- _Direction_: Extract the lines that hold the string "Clear".
╔══
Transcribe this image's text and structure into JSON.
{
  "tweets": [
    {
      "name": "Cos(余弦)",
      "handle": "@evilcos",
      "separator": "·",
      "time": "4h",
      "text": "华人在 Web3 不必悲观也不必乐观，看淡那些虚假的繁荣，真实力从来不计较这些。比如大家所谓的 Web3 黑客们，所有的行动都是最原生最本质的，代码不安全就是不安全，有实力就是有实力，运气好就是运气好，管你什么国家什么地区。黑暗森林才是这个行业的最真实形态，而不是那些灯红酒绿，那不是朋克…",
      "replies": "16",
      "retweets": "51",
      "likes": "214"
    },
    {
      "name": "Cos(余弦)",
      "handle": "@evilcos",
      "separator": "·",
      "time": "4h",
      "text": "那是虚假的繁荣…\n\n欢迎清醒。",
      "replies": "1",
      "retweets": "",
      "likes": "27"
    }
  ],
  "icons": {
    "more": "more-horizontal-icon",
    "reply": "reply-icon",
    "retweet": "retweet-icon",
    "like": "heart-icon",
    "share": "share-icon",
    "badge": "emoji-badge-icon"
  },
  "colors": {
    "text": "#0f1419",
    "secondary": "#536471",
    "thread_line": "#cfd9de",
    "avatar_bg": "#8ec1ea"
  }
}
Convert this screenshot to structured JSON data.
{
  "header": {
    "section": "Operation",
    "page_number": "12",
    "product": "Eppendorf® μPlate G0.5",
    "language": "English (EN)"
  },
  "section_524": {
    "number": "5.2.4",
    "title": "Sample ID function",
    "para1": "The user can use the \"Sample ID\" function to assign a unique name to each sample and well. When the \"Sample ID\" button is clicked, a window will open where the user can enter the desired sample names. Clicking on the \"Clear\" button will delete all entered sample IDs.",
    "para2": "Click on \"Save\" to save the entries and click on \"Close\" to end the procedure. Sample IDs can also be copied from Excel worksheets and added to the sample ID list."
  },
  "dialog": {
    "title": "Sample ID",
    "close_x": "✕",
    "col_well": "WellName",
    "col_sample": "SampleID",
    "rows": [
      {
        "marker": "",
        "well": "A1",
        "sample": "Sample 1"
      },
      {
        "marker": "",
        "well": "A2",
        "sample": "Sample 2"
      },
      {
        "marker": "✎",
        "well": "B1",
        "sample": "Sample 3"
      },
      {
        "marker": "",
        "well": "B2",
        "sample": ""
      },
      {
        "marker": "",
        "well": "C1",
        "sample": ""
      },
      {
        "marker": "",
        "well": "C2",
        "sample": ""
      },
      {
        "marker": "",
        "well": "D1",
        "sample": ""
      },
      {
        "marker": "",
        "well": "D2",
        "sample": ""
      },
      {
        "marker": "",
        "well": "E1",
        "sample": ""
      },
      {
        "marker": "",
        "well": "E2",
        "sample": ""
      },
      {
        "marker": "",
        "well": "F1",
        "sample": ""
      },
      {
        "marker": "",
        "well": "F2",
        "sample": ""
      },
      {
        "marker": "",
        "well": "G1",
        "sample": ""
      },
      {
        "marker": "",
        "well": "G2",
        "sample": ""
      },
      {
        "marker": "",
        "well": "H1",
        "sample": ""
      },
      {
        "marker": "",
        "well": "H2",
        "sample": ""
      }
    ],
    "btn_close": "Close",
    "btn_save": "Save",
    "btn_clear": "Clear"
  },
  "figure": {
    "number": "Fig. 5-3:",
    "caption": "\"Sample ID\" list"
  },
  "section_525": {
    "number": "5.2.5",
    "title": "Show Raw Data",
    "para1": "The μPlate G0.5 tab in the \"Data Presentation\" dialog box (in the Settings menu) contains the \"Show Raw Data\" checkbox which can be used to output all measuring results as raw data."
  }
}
╚══
- _Expected output_:
    "para1": "The user can use the \"Sample ID\" function to assign a unique name to each sample and well. When the \"Sample ID\" button is clicked, a window will open where the user can enter the desired sample names. Clicking on the \"Clear\" button will delete all entered sample IDs.",
    "btn_clear": "Clear"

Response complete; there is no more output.